▶ [What you are asked to do]
The data below needs to be returned exactly, line for line.

-*-

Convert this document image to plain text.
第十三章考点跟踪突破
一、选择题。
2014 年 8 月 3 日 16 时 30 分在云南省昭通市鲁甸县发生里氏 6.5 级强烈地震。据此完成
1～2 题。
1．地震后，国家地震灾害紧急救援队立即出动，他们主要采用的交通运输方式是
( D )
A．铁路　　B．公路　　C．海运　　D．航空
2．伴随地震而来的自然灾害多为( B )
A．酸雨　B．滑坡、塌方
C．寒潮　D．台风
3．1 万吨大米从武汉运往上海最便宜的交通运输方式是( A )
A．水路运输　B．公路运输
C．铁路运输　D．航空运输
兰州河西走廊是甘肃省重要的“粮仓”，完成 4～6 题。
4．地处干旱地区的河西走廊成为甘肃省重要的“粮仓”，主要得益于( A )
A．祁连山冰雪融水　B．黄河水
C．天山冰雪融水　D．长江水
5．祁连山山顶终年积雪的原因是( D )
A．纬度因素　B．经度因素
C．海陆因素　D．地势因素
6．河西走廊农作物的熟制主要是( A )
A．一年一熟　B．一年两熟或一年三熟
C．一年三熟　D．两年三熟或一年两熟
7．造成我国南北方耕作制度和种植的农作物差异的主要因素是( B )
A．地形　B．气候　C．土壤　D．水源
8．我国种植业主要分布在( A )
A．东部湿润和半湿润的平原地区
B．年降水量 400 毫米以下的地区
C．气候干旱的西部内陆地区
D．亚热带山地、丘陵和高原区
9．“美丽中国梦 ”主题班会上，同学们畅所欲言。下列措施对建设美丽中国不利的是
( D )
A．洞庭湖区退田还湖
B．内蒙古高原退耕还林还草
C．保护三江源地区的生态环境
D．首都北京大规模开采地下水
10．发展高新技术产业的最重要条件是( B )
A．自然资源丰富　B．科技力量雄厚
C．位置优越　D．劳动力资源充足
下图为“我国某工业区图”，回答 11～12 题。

-*-

▶ [Exercise output]
Convert this document image to plain text.
第十三章考点跟踪突破
一、选择题。
2014 年 8 月 3 日 16 时 30 分在云南省昭通市鲁甸县发生里氏 6.5 级强烈地震。据此完成
1～2 题。
1．地震后，国家地震灾害紧急救援队立即出动，他们主要采用的交通运输方式是
( D )
A．铁路　　B．公路　　C．海运　　D．航空
2．伴随地震而来的自然灾害多为( B )
A．酸雨　B．滑坡、塌方
C．寒潮　D．台风
3．1 万吨大米从武汉运往上海最便宜的交通运输方式是( A )
A．水路运输　B．公路运输
C．铁路运输　D．航空运输
兰州河西走廊是甘肃省重要的“粮仓”，完成 4～6 题。
4．地处干旱地区的河西走廊成为甘肃省重要的“粮仓”，主要得益于( A )
A．祁连山冰雪融水　B．黄河水
C．天山冰雪融水　D．长江水
5．祁连山山顶终年积雪的原因是( D )
A．纬度因素　B．经度因素
C．海陆因素　D．地势因素
6．河西走廊农作物的熟制主要是( A )
A．一年一熟　B．一年两熟或一年三熟
C．一年三熟　D．两年三熟或一年两熟
7．造成我国南北方耕作制度和种植的农作物差异的主要因素是( B )
A．地形　B．气候　C．土壤　D．水源
8．我国种植业主要分布在( A )
A．东部湿润和半湿润的平原地区
B．年降水量 400 毫米以下的地区
C．气候干旱的西部内陆地区
D．亚热带山地、丘陵和高原区
9．“美丽中国梦 ”主题班会上，同学们畅所欲言。下列措施对建设美丽中国不利的是
( D )
A．洞庭湖区退田还湖
B．内蒙古高原退耕还林还草
C．保护三江源地区的生态环境
D．首都北京大规模开采地下水
10．发展高新技术产业的最重要条件是( B )
A．自然资源丰富　B．科技力量雄厚
C．位置优越　D．劳动力资源充足
下图为“我国某工业区图”，回答 11～12 题。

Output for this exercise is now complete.